- _Written exercise_
Will you extract the entries word for word? Images should not appear in the copy.

- _Listed records_

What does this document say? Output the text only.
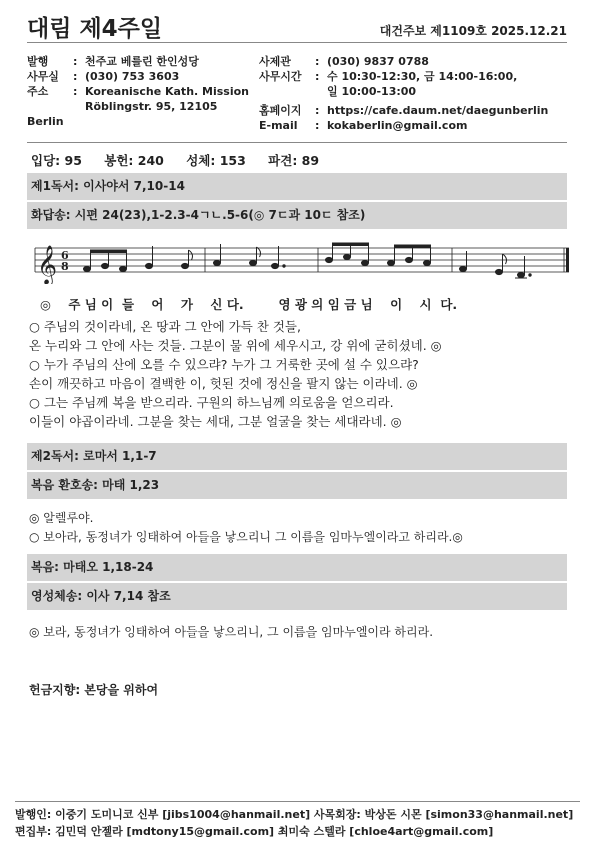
대림 제4주일	대건주보 제1109호 2025.12.21
발행 : 천주교 베를린 한인성당
사무실 : (030) 753 3603
주소 : Koreanische Kath. Mission
Röblingstr. 95, 12105 Berlin
사제관 : (030) 9837 0788
사무시간 : 수 10:30-12:30, 금 14:00-16:00,
일 10:00-13:00
홈페이지 : https://cafe.daum.net/daegunberlin
E-mail : kokaberlin@gmail.com
입당: 95 봉헌: 240 성체: 153 파견: 89
제1독서: 이사야서 7,10-14
화답송: 시편 24(23),1-2.3-4ㄱㄴ.5-6(◎ 7ㄷ과 10ㄷ 참조)
𝄞 6
8
◎    주 님 이  들    어    가    신 다.        영 광 의 임 금 님    이    시  다.
○ 주님의 것이라네, 온 땅과 그 안에 가득 찬 것들,
온 누리와 그 안에 사는 것들. 그분이 물 위에 세우시고, 강 위에 굳히셨네. ◎
○ 누가 주님의 산에 오를 수 있으랴? 누가 그 거룩한 곳에 설 수 있으랴?
손이 깨끗하고 마음이 결백한 이, 헛된 것에 정신을 팔지 않는 이라네. ◎
○ 그는 주님께 복을 받으리라. 구원의 하느님께 의로움을 얻으리라.
이들이 야곱이라네. 그분을 찾는 세대, 그분 얼굴을 찾는 세대라네. ◎
제2독서: 로마서 1,1-7
복음 환호송: 마태 1,23
◎ 알렐루야.
○ 보아라, 동정녀가 잉태하여 아들을 낳으리니 그 이름을 임마누엘이라고 하리라.◎
복음: 마태오 1,18-24
영성체송: 이사 7,14 참조
◎ 보라, 동정녀가 잉태하여 아들을 낳으리니, 그 이름을 임마누엘이라 하리라.
헌금지향: 본당을 위하여
발행인: 이중기 도미니코 신부 [jibs1004@hanmail.net] 사목회장: 박상돈 시몬 [simon33@hanmail.net]
편집부: 김민덕 안젤라 [mdtony15@gmail.com] 최미숙 스텔라 [chloe4art@gmail.com]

- _Reply_
What does this document say? Output the text only.
대림 제4주일	대건주보 제1109호 2025.12.21
발행 : 천주교 베를린 한인성당
사무실 : (030) 753 3603
주소 : Koreanische Kath. Mission
Röblingstr. 95, 12105 Berlin
사제관 : (030) 9837 0788
사무시간 : 수 10:30-12:30, 금 14:00-16:00,
일 10:00-13:00
홈페이지 : https://cafe.daum.net/daegunberlin
E-mail : kokaberlin@gmail.com
입당: 95 봉헌: 240 성체: 153 파견: 89
제1독서: 이사야서 7,10-14
화답송: 시편 24(23),1-2.3-4ㄱㄴ.5-6(◎ 7ㄷ과 10ㄷ 참조)
𝄞 6
8
◎    주 님 이  들    어    가    신 다.        영 광 의 임 금 님    이    시  다.
○ 주님의 것이라네, 온 땅과 그 안에 가득 찬 것들,
온 누리와 그 안에 사는 것들. 그분이 물 위에 세우시고, 강 위에 굳히셨네. ◎
○ 누가 주님의 산에 오를 수 있으랴? 누가 그 거룩한 곳에 설 수 있으랴?
손이 깨끗하고 마음이 결백한 이, 헛된 것에 정신을 팔지 않는 이라네. ◎
○ 그는 주님께 복을 받으리라. 구원의 하느님께 의로움을 얻으리라.
이들이 야곱이라네. 그분을 찾는 세대, 그분 얼굴을 찾는 세대라네. ◎
제2독서: 로마서 1,1-7
복음 환호송: 마태 1,23
◎ 알렐루야.
○ 보아라, 동정녀가 잉태하여 아들을 낳으리니 그 이름을 임마누엘이라고 하리라.◎
복음: 마태오 1,18-24
영성체송: 이사 7,14 참조
◎ 보라, 동정녀가 잉태하여 아들을 낳으리니, 그 이름을 임마누엘이라 하리라.
헌금지향: 본당을 위하여
발행인: 이중기 도미니코 신부 [jibs1004@hanmail.net] 사목회장: 박상돈 시몬 [simon33@hanmail.net]
편집부: 김민덕 안젤라 [mdtony15@gmail.com] 최미숙 스텔라 [chloe4art@gmail.com]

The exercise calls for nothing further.